* Begin *

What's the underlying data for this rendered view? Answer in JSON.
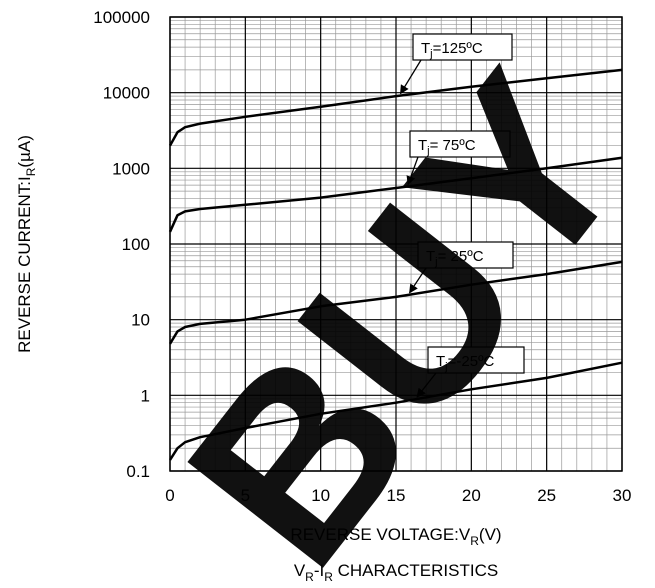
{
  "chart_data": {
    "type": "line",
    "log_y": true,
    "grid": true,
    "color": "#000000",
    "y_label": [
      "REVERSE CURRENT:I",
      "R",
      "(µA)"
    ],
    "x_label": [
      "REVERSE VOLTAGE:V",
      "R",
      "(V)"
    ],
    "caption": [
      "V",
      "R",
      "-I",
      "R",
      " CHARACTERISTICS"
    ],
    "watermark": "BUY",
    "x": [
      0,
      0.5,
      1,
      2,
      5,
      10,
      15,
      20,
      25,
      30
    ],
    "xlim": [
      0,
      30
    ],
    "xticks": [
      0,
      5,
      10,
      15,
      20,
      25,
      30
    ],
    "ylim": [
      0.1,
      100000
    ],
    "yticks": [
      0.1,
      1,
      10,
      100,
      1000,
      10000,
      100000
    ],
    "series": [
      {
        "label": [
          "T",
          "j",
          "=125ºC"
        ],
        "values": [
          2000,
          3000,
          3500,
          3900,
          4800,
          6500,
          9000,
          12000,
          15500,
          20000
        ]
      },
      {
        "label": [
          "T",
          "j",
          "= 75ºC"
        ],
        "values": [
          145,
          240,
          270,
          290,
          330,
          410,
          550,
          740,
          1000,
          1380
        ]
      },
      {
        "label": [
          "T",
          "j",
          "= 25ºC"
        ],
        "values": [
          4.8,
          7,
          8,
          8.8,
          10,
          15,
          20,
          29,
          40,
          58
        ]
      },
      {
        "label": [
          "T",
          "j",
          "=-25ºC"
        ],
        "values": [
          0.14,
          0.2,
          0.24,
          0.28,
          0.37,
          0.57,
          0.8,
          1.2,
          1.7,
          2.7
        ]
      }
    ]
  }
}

* End *
* Begin *

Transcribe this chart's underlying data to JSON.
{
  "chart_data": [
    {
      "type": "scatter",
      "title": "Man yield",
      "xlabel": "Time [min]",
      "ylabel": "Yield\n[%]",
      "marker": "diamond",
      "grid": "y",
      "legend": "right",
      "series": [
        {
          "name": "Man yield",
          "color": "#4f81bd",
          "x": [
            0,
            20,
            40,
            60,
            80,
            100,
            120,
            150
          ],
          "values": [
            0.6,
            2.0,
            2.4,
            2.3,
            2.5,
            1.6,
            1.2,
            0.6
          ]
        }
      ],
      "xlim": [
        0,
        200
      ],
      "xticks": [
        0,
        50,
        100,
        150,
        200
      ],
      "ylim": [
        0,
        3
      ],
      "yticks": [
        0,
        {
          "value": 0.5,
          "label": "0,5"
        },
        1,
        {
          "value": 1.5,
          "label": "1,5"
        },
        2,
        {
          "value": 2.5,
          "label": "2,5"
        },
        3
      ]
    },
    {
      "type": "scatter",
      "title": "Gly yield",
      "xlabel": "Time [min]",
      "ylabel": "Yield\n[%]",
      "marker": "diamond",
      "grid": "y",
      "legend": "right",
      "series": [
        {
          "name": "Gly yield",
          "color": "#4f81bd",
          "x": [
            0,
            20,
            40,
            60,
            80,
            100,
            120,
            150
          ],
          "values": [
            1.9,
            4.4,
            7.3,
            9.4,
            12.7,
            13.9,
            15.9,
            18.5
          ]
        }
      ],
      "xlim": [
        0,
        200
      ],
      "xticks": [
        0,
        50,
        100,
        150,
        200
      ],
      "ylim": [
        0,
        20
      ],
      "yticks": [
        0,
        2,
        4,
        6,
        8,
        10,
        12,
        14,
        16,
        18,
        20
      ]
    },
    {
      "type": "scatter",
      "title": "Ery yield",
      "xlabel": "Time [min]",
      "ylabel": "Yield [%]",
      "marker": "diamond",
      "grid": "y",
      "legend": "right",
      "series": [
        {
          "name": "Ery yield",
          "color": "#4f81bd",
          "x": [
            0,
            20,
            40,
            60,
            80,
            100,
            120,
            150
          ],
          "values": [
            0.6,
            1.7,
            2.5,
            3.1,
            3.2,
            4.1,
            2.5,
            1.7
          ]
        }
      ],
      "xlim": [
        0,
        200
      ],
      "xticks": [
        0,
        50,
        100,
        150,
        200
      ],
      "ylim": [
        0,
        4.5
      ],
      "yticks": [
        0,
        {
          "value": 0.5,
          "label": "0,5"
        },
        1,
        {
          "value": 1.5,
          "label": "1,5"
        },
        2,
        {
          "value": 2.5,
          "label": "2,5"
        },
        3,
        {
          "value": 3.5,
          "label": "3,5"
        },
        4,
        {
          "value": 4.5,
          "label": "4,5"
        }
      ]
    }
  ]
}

* End *

Short problem:
Using the records above, copy every line that has the word "this" in it.

Output of the task:
What's the underlying data for this rendered view? Answer in JSON.
Transcribe this chart's underlying data to JSON.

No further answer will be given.